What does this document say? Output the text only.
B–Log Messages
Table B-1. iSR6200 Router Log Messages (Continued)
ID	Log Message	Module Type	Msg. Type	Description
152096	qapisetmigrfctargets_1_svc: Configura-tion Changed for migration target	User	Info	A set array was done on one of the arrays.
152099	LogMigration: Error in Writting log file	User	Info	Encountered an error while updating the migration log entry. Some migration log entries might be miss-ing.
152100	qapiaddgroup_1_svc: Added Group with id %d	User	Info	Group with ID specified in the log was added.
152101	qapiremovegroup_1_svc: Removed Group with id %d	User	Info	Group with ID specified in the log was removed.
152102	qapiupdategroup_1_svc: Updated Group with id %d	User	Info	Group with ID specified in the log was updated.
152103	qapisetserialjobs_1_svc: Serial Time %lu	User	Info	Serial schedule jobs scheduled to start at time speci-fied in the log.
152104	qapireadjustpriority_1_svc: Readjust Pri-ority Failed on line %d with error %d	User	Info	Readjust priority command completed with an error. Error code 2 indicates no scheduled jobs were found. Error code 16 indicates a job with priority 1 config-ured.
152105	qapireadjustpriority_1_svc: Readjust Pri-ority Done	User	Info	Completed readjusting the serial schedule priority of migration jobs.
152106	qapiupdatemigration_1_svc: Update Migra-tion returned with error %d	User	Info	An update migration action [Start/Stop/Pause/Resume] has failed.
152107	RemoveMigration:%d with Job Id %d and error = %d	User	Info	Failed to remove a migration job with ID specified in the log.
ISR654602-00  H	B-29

════════════════════

Take the records above and return them exactly as written.

What does this document say? Output the text only.
B–Log Messages
Table B-1. iSR6200 Router Log Messages (Continued)
ID	Log Message	Module Type	Msg. Type	Description
152096	qapisetmigrfctargets_1_svc: Configura-tion Changed for migration target	User	Info	A set array was done on one of the arrays.
152099	LogMigration: Error in Writting log file	User	Info	Encountered an error while updating the migration log entry. Some migration log entries might be miss-ing.
152100	qapiaddgroup_1_svc: Added Group with id %d	User	Info	Group with ID specified in the log was added.
152101	qapiremovegroup_1_svc: Removed Group with id %d	User	Info	Group with ID specified in the log was removed.
152102	qapiupdategroup_1_svc: Updated Group with id %d	User	Info	Group with ID specified in the log was updated.
152103	qapisetserialjobs_1_svc: Serial Time %lu	User	Info	Serial schedule jobs scheduled to start at time speci-fied in the log.
152104	qapireadjustpriority_1_svc: Readjust Pri-ority Failed on line %d with error %d	User	Info	Readjust priority command completed with an error. Error code 2 indicates no scheduled jobs were found. Error code 16 indicates a job with priority 1 config-ured.
152105	qapireadjustpriority_1_svc: Readjust Pri-ority Done	User	Info	Completed readjusting the serial schedule priority of migration jobs.
152106	qapiupdatemigration_1_svc: Update Migra-tion returned with error %d	User	Info	An update migration action [Start/Stop/Pause/Resume] has failed.
152107	RemoveMigration:%d with Job Id %d and error = %d	User	Info	Failed to remove a migration job with ID specified in the log.
ISR654602-00  H	B-29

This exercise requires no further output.